▸ The input:
* * * * *

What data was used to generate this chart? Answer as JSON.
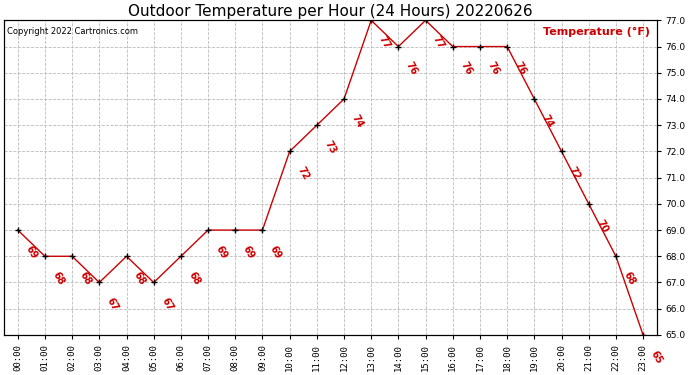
{
  "title": "Outdoor Temperature per Hour (24 Hours) 20220626",
  "copyright_text": "Copyright 2022 Cartronics.com",
  "ylabel": "Temperature (°F)",
  "hours": [
    0,
    1,
    2,
    3,
    4,
    5,
    6,
    7,
    8,
    9,
    10,
    11,
    12,
    13,
    14,
    15,
    16,
    17,
    18,
    19,
    20,
    21,
    22,
    23
  ],
  "hour_labels": [
    "00:00",
    "01:00",
    "02:00",
    "03:00",
    "04:00",
    "05:00",
    "06:00",
    "07:00",
    "08:00",
    "09:00",
    "10:00",
    "11:00",
    "12:00",
    "13:00",
    "14:00",
    "15:00",
    "16:00",
    "17:00",
    "18:00",
    "19:00",
    "20:00",
    "21:00",
    "22:00",
    "23:00"
  ],
  "temperatures": [
    69,
    68,
    68,
    67,
    68,
    67,
    68,
    69,
    69,
    69,
    72,
    73,
    74,
    77,
    76,
    77,
    76,
    76,
    76,
    74,
    72,
    70,
    68,
    65
  ],
  "ylim": [
    65.0,
    77.0
  ],
  "yticks": [
    65.0,
    66.0,
    67.0,
    68.0,
    69.0,
    70.0,
    71.0,
    72.0,
    73.0,
    74.0,
    75.0,
    76.0,
    77.0
  ],
  "line_color": "#cc0000",
  "marker_color": "#000000",
  "label_color": "#cc0000",
  "title_color": "#000000",
  "copyright_color": "#000000",
  "ylabel_color": "#cc0000",
  "background_color": "#ffffff",
  "grid_color": "#bbbbbb",
  "title_fontsize": 11,
  "label_fontsize": 6.5,
  "annot_fontsize": 7,
  "ylabel_fontsize": 8,
  "copyright_fontsize": 6
}
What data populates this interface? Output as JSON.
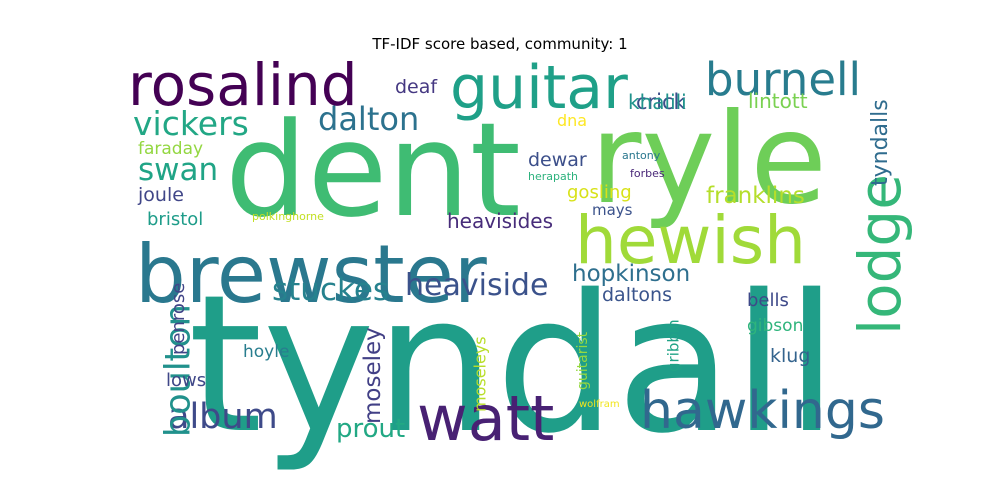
{
  "chart_data": {
    "type": "wordcloud",
    "title": "TF-IDF score based, community: 1",
    "words": [
      {
        "text": "tyndall",
        "weight": 1.0,
        "color": "#1f9e89"
      },
      {
        "text": "dent",
        "weight": 0.92,
        "color": "#3fbc73"
      },
      {
        "text": "ryle",
        "weight": 0.88,
        "color": "#6ece58"
      },
      {
        "text": "brewster",
        "weight": 0.62,
        "color": "#2a788e"
      },
      {
        "text": "hewish",
        "weight": 0.55,
        "color": "#a0da39"
      },
      {
        "text": "watt",
        "weight": 0.52,
        "color": "#482173"
      },
      {
        "text": "hawkings",
        "weight": 0.45,
        "color": "#31688e"
      },
      {
        "text": "guitar",
        "weight": 0.44,
        "color": "#1fa088"
      },
      {
        "text": "rosalind",
        "weight": 0.4,
        "color": "#440154"
      },
      {
        "text": "lodge",
        "weight": 0.38,
        "color": "#35b779"
      },
      {
        "text": "burnell",
        "weight": 0.36,
        "color": "#287c8e"
      },
      {
        "text": "album",
        "weight": 0.3,
        "color": "#3e4a89"
      },
      {
        "text": "boulton",
        "weight": 0.29,
        "color": "#21918c"
      },
      {
        "text": "vickers",
        "weight": 0.28,
        "color": "#22a785"
      },
      {
        "text": "dalton",
        "weight": 0.27,
        "color": "#2c728e"
      },
      {
        "text": "stuckes",
        "weight": 0.26,
        "color": "#26828e"
      },
      {
        "text": "heaviside",
        "weight": 0.25,
        "color": "#3b528b"
      },
      {
        "text": "swan",
        "weight": 0.24,
        "color": "#20a486"
      },
      {
        "text": "prout",
        "weight": 0.2,
        "color": "#22a884"
      },
      {
        "text": "franklins",
        "weight": 0.18,
        "color": "#b5de2b"
      },
      {
        "text": "hopkinson",
        "weight": 0.18,
        "color": "#2e6f8e"
      },
      {
        "text": "tyndalls",
        "weight": 0.17,
        "color": "#2f6c8e"
      },
      {
        "text": "moseley",
        "weight": 0.16,
        "color": "#424086"
      },
      {
        "text": "heavisides",
        "weight": 0.15,
        "color": "#472c7a"
      },
      {
        "text": "crick",
        "weight": 0.15,
        "color": "#3d4d8a"
      },
      {
        "text": "khalili",
        "weight": 0.15,
        "color": "#20938c"
      },
      {
        "text": "lintott",
        "weight": 0.15,
        "color": "#7ad151"
      },
      {
        "text": "daltons",
        "weight": 0.15,
        "color": "#3a548c"
      },
      {
        "text": "penrose",
        "weight": 0.14,
        "color": "#414487"
      },
      {
        "text": "joule",
        "weight": 0.14,
        "color": "#404688"
      },
      {
        "text": "bristol",
        "weight": 0.14,
        "color": "#1e9c89"
      },
      {
        "text": "faraday",
        "weight": 0.14,
        "color": "#93d741"
      },
      {
        "text": "dewar",
        "weight": 0.14,
        "color": "#3c4f8a"
      },
      {
        "text": "deaf",
        "weight": 0.14,
        "color": "#453882"
      },
      {
        "text": "gosling",
        "weight": 0.14,
        "color": "#d8e219"
      },
      {
        "text": "bells",
        "weight": 0.14,
        "color": "#3e4989"
      },
      {
        "text": "gibson",
        "weight": 0.14,
        "color": "#2fb47c"
      },
      {
        "text": "klug",
        "weight": 0.14,
        "color": "#33638d"
      },
      {
        "text": "hoyle",
        "weight": 0.14,
        "color": "#287d8e"
      },
      {
        "text": "lows",
        "weight": 0.14,
        "color": "#3f4788"
      },
      {
        "text": "moseleys",
        "weight": 0.12,
        "color": "#b8de29"
      },
      {
        "text": "guitarist",
        "weight": 0.11,
        "color": "#95d840"
      },
      {
        "text": "gribbin",
        "weight": 0.11,
        "color": "#20a386"
      },
      {
        "text": "mays",
        "weight": 0.11,
        "color": "#3b528b"
      },
      {
        "text": "dna",
        "weight": 0.11,
        "color": "#fde725"
      },
      {
        "text": "antony",
        "weight": 0.08,
        "color": "#2a778e"
      },
      {
        "text": "forbes",
        "weight": 0.08,
        "color": "#482677"
      },
      {
        "text": "herapath",
        "weight": 0.08,
        "color": "#2db27d"
      },
      {
        "text": "polkinghorne",
        "weight": 0.08,
        "color": "#c2df23"
      },
      {
        "text": "wolfram",
        "weight": 0.07,
        "color": "#f1e51d"
      }
    ]
  }
}
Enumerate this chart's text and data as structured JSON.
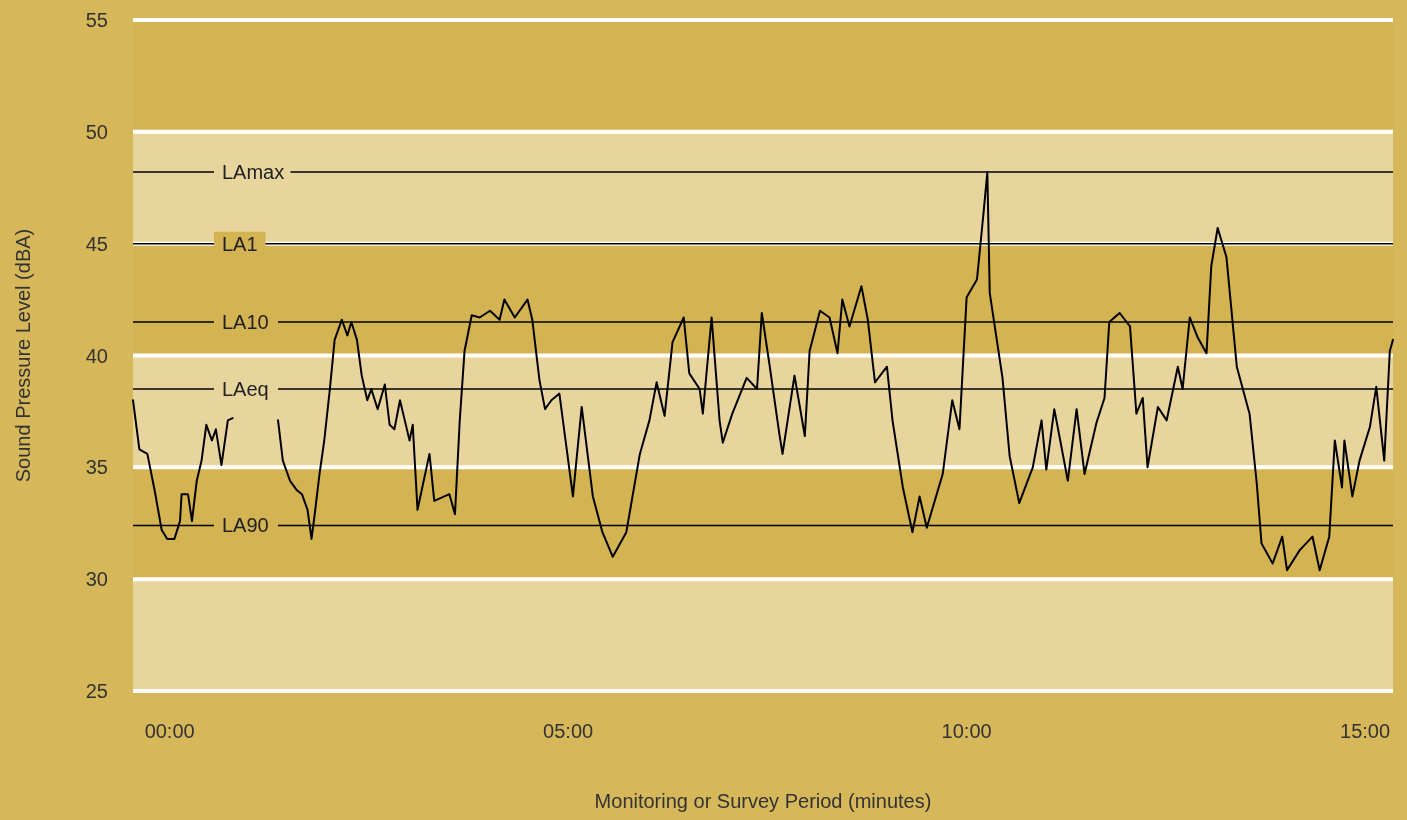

* * * * *

▸ Task to complete: Show the lines of the records that include the string "What".

▸ Solved exercise:
What data was used to generate this chart? Answer as JSON.
What data populates this interface? Output as JSON.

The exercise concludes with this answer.